WORK INSTRUCTIONS
Would you write out the listing verbatim and skip every picture in it?

PROVIDED INFORMATION
• • •

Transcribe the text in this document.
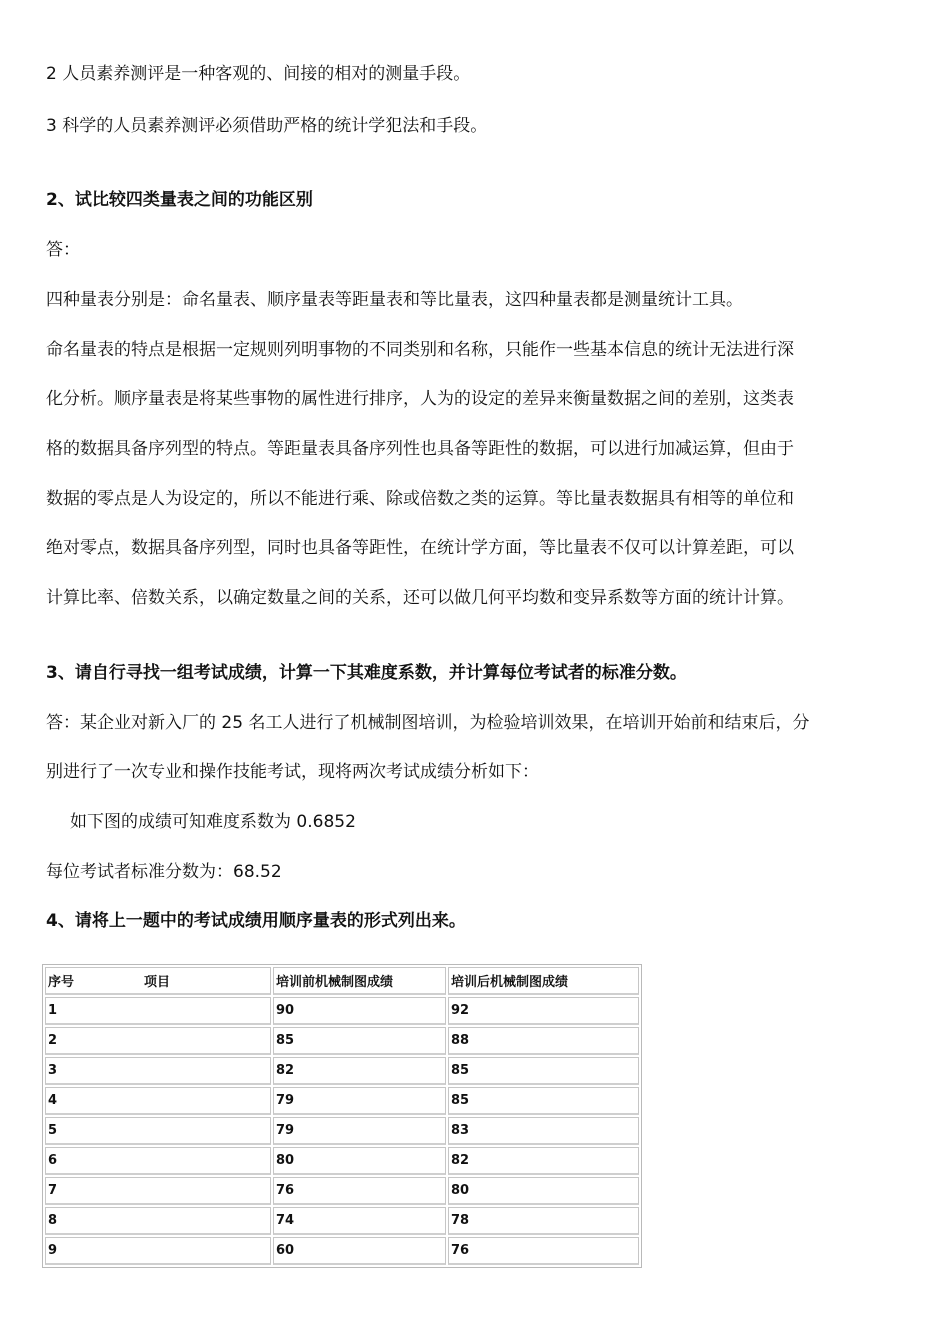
2 人员素养测评是一种客观的、间接的相对的测量手段。
3 科学的人员素养测评必须借助严格的统计学犯法和手段。
2、试比较四类量表之间的功能区别
答：
四种量表分别是：命名量表、顺序量表等距量表和等比量表，这四种量表都是测量统计工具。
命名量表的特点是根据一定规则列明事物的不同类别和名称，只能作一些基本信息的统计无法进行深
化分析。顺序量表是将某些事物的属性进行排序，人为的设定的差异来衡量数据之间的差别，这类表
格的数据具备序列型的特点。等距量表具备序列性也具备等距性的数据，可以进行加减运算，但由于
数据的零点是人为设定的，所以不能进行乘、除或倍数之类的运算。等比量表数据具有相等的单位和
绝对零点，数据具备序列型，同时也具备等距性，在统计学方面，等比量表不仅可以计算差距，可以
计算比率、倍数关系，以确定数量之间的关系，还可以做几何平均数和变异系数等方面的统计计算。
3、请自行寻找一组考试成绩，计算一下其难度系数，并计算每位考试者的标准分数。
答：某企业对新入厂的 25 名工人进行了机械制图培训，为检验培训效果，在培训开始前和结束后，分
别进行了一次专业和操作技能考试，现将两次考试成绩分析如下：
如下图的成绩可知难度系数为 0.6852
每位考试者标准分数为：68.52
4、请将上一题中的考试成绩用顺序量表的形式列出来。
序号 项目	培训前机械制图成绩	培训后机械制图成绩
1	90	92
2	85	88
3	82	85
4	79	85
5	79	83
6	80	82
7	76	80
8	74	78
9	60	76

• • •

COMPLETED TASK
Transcribe the text in this document.
2 人员素养测评是一种客观的、间接的相对的测量手段。
3 科学的人员素养测评必须借助严格的统计学犯法和手段。
2、试比较四类量表之间的功能区别
答：
四种量表分别是：命名量表、顺序量表等距量表和等比量表，这四种量表都是测量统计工具。
命名量表的特点是根据一定规则列明事物的不同类别和名称，只能作一些基本信息的统计无法进行深
化分析。顺序量表是将某些事物的属性进行排序，人为的设定的差异来衡量数据之间的差别，这类表
格的数据具备序列型的特点。等距量表具备序列性也具备等距性的数据，可以进行加减运算，但由于
数据的零点是人为设定的，所以不能进行乘、除或倍数之类的运算。等比量表数据具有相等的单位和
绝对零点，数据具备序列型，同时也具备等距性，在统计学方面，等比量表不仅可以计算差距，可以
计算比率、倍数关系，以确定数量之间的关系，还可以做几何平均数和变异系数等方面的统计计算。
3、请自行寻找一组考试成绩，计算一下其难度系数，并计算每位考试者的标准分数。
答：某企业对新入厂的 25 名工人进行了机械制图培训，为检验培训效果，在培训开始前和结束后，分
别进行了一次专业和操作技能考试，现将两次考试成绩分析如下：
如下图的成绩可知难度系数为 0.6852
每位考试者标准分数为：68.52
4、请将上一题中的考试成绩用顺序量表的形式列出来。
序号 项目	培训前机械制图成绩	培训后机械制图成绩
1	90	92
2	85	88
3	82	85
4	79	85
5	79	83
6	80	82
7	76	80
8	74	78
9	60	76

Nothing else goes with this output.